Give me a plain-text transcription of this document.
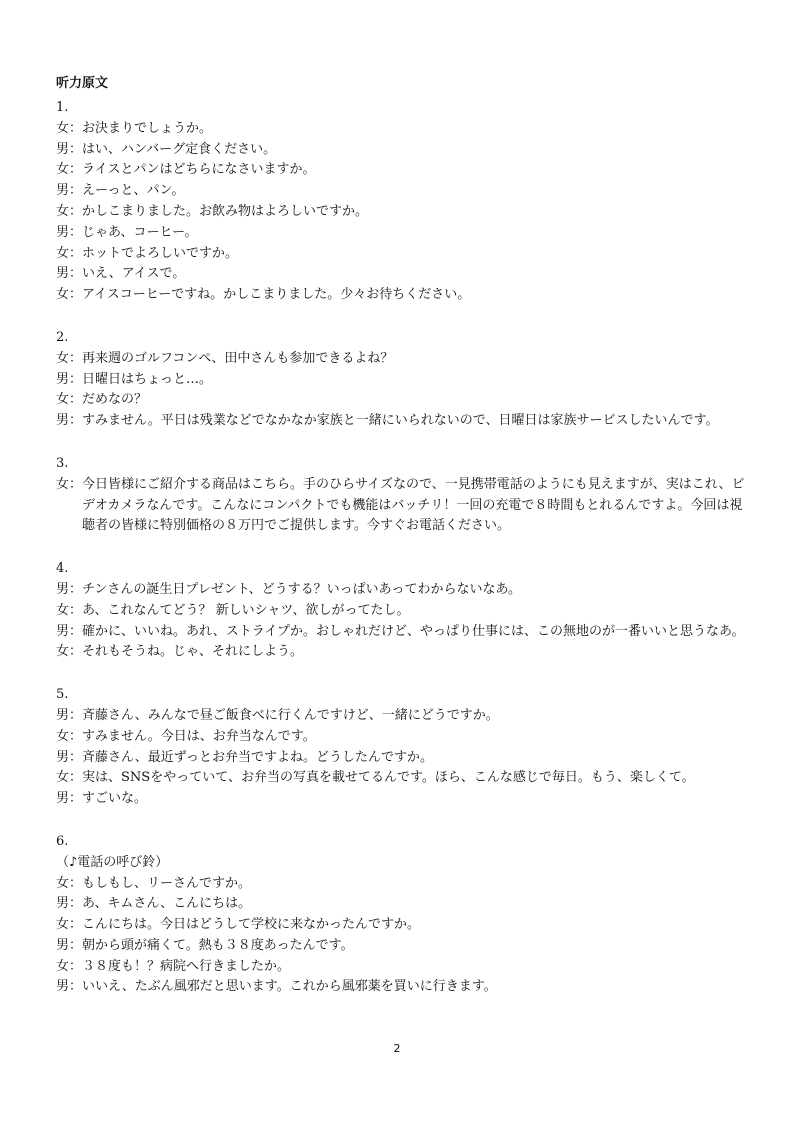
听力原文
1.
女： お決まりでしょうか。
男： はい、ハンバーグ定食ください。
女： ライスとパンはどちらになさいますか。
男： えーっと、パン。
女： かしこまりました。お飲み物はよろしいですか。
男： じゃあ、コーヒー。
女： ホットでよろしいですか。
男： いえ、アイスで。
女： アイスコーヒーですね。かしこまりました。少々お待ちください。
2.
女： 再来週のゴルフコンペ、田中さんも参加できるよね？
男： 日曜日はちょっと…。
女： だめなの？
男： すみません。平日は残業などでなかなか家族と一緒にいられないので、日曜日は家族サービスしたいんです。
3.
女： 今日皆様にご紹介する商品はこちら。手のひらサイズなので、一見携帯電話のようにも見えますが、実はこれ、ビデオカメラなんです。こんなにコンパクトでも機能はバッチリ！一回の充電で８時間もとれるんですよ。今回は視聴者の皆様に特別価格の８万円でご提供します。今すぐお電話ください。
4.
男： チンさんの誕生日プレゼント、どうする？いっぱいあってわからないなあ。
女： あ、これなんてどう？ 新しいシャツ、欲しがってたし。
男： 確かに、いいね。あれ、ストライプか。おしゃれだけど、やっぱり仕事には、この無地のが一番いいと思うなあ。
女： それもそうね。じゃ、それにしよう。
5.
男： 斉藤さん、みんなで昼ご飯食べに行くんですけど、一緒にどうですか。
女： すみません。今日は、お弁当なんです。
男： 斉藤さん、最近ずっとお弁当ですよね。どうしたんですか。
女： 実は、SNSをやっていて、お弁当の写真を載せてるんです。ほら、こんな感じで毎日。もう、楽しくて。
男： すごいな。
6.
（♪電話の呼び鈴）
女： もしもし、リーさんですか。
男： あ、キムさん、こんにちは。
女： こんにちは。今日はどうして学校に来なかったんですか。
男： 朝から頭が痛くて。熱も３８度あったんです。
女： ３８度も！？病院へ行きましたか。
男： いいえ、たぶん風邪だと思います。これから風邪薬を買いに行きます。
2
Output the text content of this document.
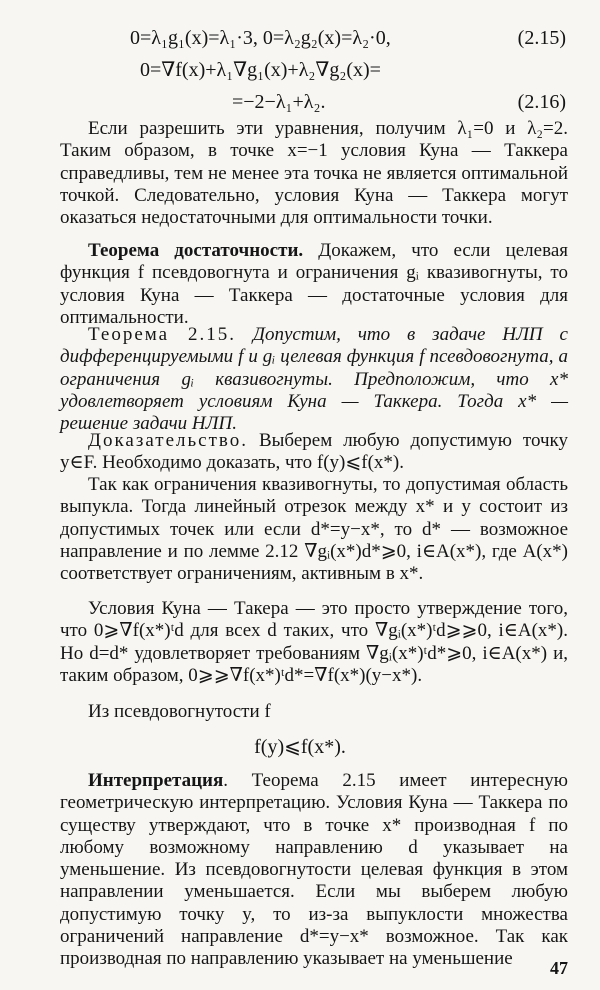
0=λ₁g₁(x)=λ₁·3, 0=λ₂g₂(x)=λ₂·0,	(2.15)
0=∇f(x)+λ₁∇g₁(x)+λ₂∇g₂(x)=
=−2−λ₁+λ₂.	(2.16)

Если разрешить эти уравнения, получим λ₁=0 и λ₂=2. Таким образом, в точке x=−1 условия Куна — Таккера справедливы, тем не менее эта точка не является оптимальной точкой. Следовательно, условия Куна — Таккера могут оказаться недостаточными для оптимальности точки.

Теорема достаточности. Докажем, что если целевая функция f псевдовогнута и ограничения gᵢ квазивогнуты, то условия Куна — Таккера — достаточные условия для оптимальности.

Теорема 2.15. Допустим, что в задаче НЛП с дифференцируемыми f и gᵢ целевая функция f псевдовогнута, а ограничения gᵢ квазивогнуты. Предположим, что x* удовлетворяет условиям Куна — Таккера. Тогда x* — решение задачи НЛП.

Доказательство. Выберем любую допустимую точку y∈F. Необходимо доказать, что f(y)⩽f(x*).

Так как ограничения квазивогнуты, то допустимая область выпукла. Тогда линейный отрезок между x* и y состоит из допустимых точек или если d*=y−x*, то d* — возможное направление и по лемме 2.12 ∇gᵢ(x*)d*⩾0, i∈A(x*), где A(x*) соответствует ограничениям, активным в x*.

Условия Куна — Такера — это просто утверждение того, что 0⩾∇f(x*)ᵗd для всех d таких, что ∇gᵢ(x*)ᵗd⩾⩾0, i∈A(x*). Но d=d* удовлетворяет требованиям ∇gᵢ(x*)ᵗd*⩾0, i∈A(x*) и, таким образом, 0⩾⩾∇f(x*)ᵗd*=∇f(x*)(y−x*).

Из псевдовогнутости f

f(y)⩽f(x*).

Интерпретация. Теорема 2.15 имеет интересную геометрическую интерпретацию. Условия Куна — Таккера по существу утверждают, что в точке x* производная f по любому возможному направлению d указывает на уменьшение. Из псевдовогнутости целевая функция в этом направлении уменьшается. Если мы выберем любую допустимую точку y, то из-за выпуклости множества ограничений направление d*=y−x* возможное. Так как производная по направлению указывает на уменьшение	47
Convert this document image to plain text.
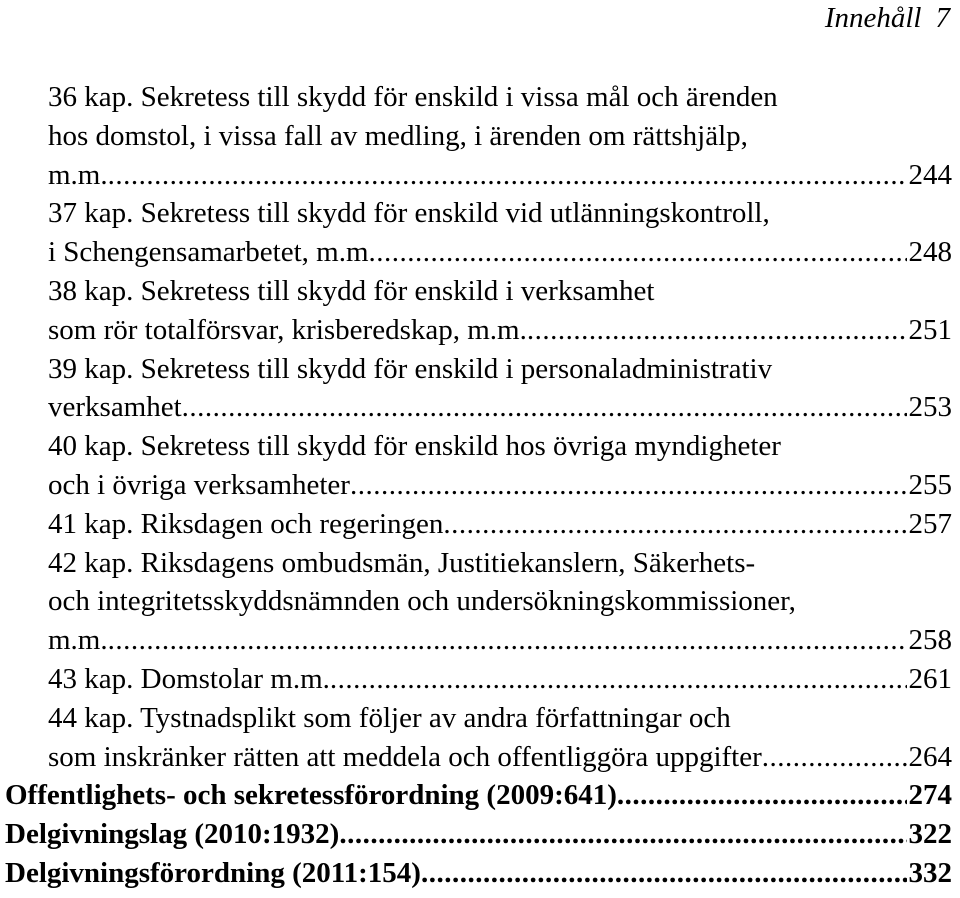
Innehåll 7
36 kap. Sekretess till skydd för enskild i vissa mål och ärenden
hos domstol, i vissa fall av medling, i ärenden om rättshjälp,
m.m. .....	244
37 kap. Sekretess till skydd för enskild vid utlänningskontroll,
i Schengensamarbetet, m.m .....	248
38 kap. Sekretess till skydd för enskild i verksamhet
som rör totalförsvar, krisberedskap, m.m. .....	251
39 kap. Sekretess till skydd för enskild i personaladministrativ
verksamhet .....	253
40 kap. Sekretess till skydd för enskild hos övriga myndigheter
och i övriga verksamheter .....	255
41 kap. Riksdagen och regeringen .....	257
42 kap. Riksdagens ombudsmän, Justitiekanslern, Säkerhets-
och integritetsskyddsnämnden och undersökningskommissioner,
m.m. .....	258
43 kap. Domstolar m.m. .....	261
44 kap. Tystnadsplikt som följer av andra författningar och
som inskränker rätten att meddela och offentliggöra uppgifter .....	264
Offentlighets- och sekretessförordning (2009:641) .....	274
Delgivningslag (2010:1932) .....	322
Delgivningsförordning (2011:154) .....	332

__The task__.
Your task is to retype all the entries exactly and leave out any pictures.

__Task result__.
Give me a plain-text transcription of this document.
听力原文
1.
女： お決まりでしょうか。
男： はい、ハンバーグ定食ください。
女： ライスとパンはどちらになさいますか。
男： えーっと、パン。
女： かしこまりました。お飲み物はよろしいですか。
男： じゃあ、コーヒー。
女： ホットでよろしいですか。
男： いえ、アイスで。
女： アイスコーヒーですね。かしこまりました。少々お待ちください。
2.
女： 再来週のゴルフコンペ、田中さんも参加できるよね？
男： 日曜日はちょっと…。
女： だめなの？
男： すみません。平日は残業などでなかなか家族と一緒にいられないので、日曜日は家族サービスしたいんです。
3.
女： 今日皆様にご紹介する商品はこちら。手のひらサイズなので、一見携帯電話のようにも見えますが、実はこれ、ビデオカメラなんです。こんなにコンパクトでも機能はバッチリ！一回の充電で８時間もとれるんですよ。今回は視聴者の皆様に特別価格の８万円でご提供します。今すぐお電話ください。
4.
男： チンさんの誕生日プレゼント、どうする？いっぱいあってわからないなあ。
女： あ、これなんてどう？ 新しいシャツ、欲しがってたし。
男： 確かに、いいね。あれ、ストライプか。おしゃれだけど、やっぱり仕事には、この無地のが一番いいと思うなあ。
女： それもそうね。じゃ、それにしよう。
5.
男： 斉藤さん、みんなで昼ご飯食べに行くんですけど、一緒にどうですか。
女： すみません。今日は、お弁当なんです。
男： 斉藤さん、最近ずっとお弁当ですよね。どうしたんですか。
女： 実は、SNSをやっていて、お弁当の写真を載せてるんです。ほら、こんな感じで毎日。もう、楽しくて。
男： すごいな。
6.
（♪電話の呼び鈴）
女： もしもし、リーさんですか。
男： あ、キムさん、こんにちは。
女： こんにちは。今日はどうして学校に来なかったんですか。
男： 朝から頭が痛くて。熱も３８度あったんです。
女： ３８度も！？病院へ行きましたか。
男： いいえ、たぶん風邪だと思います。これから風邪薬を買いに行きます。
2
Output the text content of this document.
0=λ₁g₁(x)=λ₁·3, 0=λ₂g₂(x)=λ₂·0,	(2.15)
0=∇f(x)+λ₁∇g₁(x)+λ₂∇g₂(x)=
=−2−λ₁+λ₂.	(2.16)

Если разрешить эти уравнения, получим λ₁=0 и λ₂=2. Таким образом, в точке x=−1 условия Куна — Таккера справедливы, тем не менее эта точка не является оптимальной точкой. Следовательно, условия Куна — Таккера могут оказаться недостаточными для оптимальности точки.

Теорема достаточности. Докажем, что если целевая функция f псевдовогнута и ограничения gᵢ квазивогнуты, то условия Куна — Таккера — достаточные условия для оптимальности.

Теорема 2.15. Допустим, что в задаче НЛП с дифференцируемыми f и gᵢ целевая функция f псевдовогнута, а ограничения gᵢ квазивогнуты. Предположим, что x* удовлетворяет условиям Куна — Таккера. Тогда x* — решение задачи НЛП.

Доказательство. Выберем любую допустимую точку y∈F. Необходимо доказать, что f(y)⩽f(x*).

Так как ограничения квазивогнуты, то допустимая область выпукла. Тогда линейный отрезок между x* и y состоит из допустимых точек или если d*=y−x*, то d* — возможное направление и по лемме 2.12 ∇gᵢ(x*)d*⩾0, i∈A(x*), где A(x*) соответствует ограничениям, активным в x*.

Условия Куна — Такера — это просто утверждение того, что 0⩾∇f(x*)ᵗd для всех d таких, что ∇gᵢ(x*)ᵗd⩾⩾0, i∈A(x*). Но d=d* удовлетворяет требованиям ∇gᵢ(x*)ᵗd*⩾0, i∈A(x*) и, таким образом, 0⩾⩾∇f(x*)ᵗd*=∇f(x*)(y−x*).

Из псевдовогнутости f

f(y)⩽f(x*).

Интерпретация. Теорема 2.15 имеет интересную геометрическую интерпретацию. Условия Куна — Таккера по существу утверждают, что в точке x* производная f по любому возможному направлению d указывает на уменьшение. Из псевдовогнутости целевая функция в этом направлении уменьшается. Если мы выберем любую допустимую точку y, то из-за выпуклости множества ограничений направление d*=y−x* возможное. Так как производная по направлению указывает на уменьшение	47
Convert this document image to plain text.
Innehåll 7
36 kap. Sekretess till skydd för enskild i vissa mål och ärenden
hos domstol, i vissa fall av medling, i ärenden om rättshjälp,
m.m. .....	244
37 kap. Sekretess till skydd för enskild vid utlänningskontroll,
i Schengensamarbetet, m.m .....	248
38 kap. Sekretess till skydd för enskild i verksamhet
som rör totalförsvar, krisberedskap, m.m. .....	251
39 kap. Sekretess till skydd för enskild i personaladministrativ
verksamhet .....	253
40 kap. Sekretess till skydd för enskild hos övriga myndigheter
och i övriga verksamheter .....	255
41 kap. Riksdagen och regeringen .....	257
42 kap. Riksdagens ombudsmän, Justitiekanslern, Säkerhets-
och integritetsskyddsnämnden och undersökningskommissioner,
m.m. .....	258
43 kap. Domstolar m.m. .....	261
44 kap. Tystnadsplikt som följer av andra författningar och
som inskränker rätten att meddela och offentliggöra uppgifter .....	264
Offentlighets- och sekretessförordning (2009:641) .....	274
Delgivningslag (2010:1932) .....	322
Delgivningsförordning (2011:154) .....	332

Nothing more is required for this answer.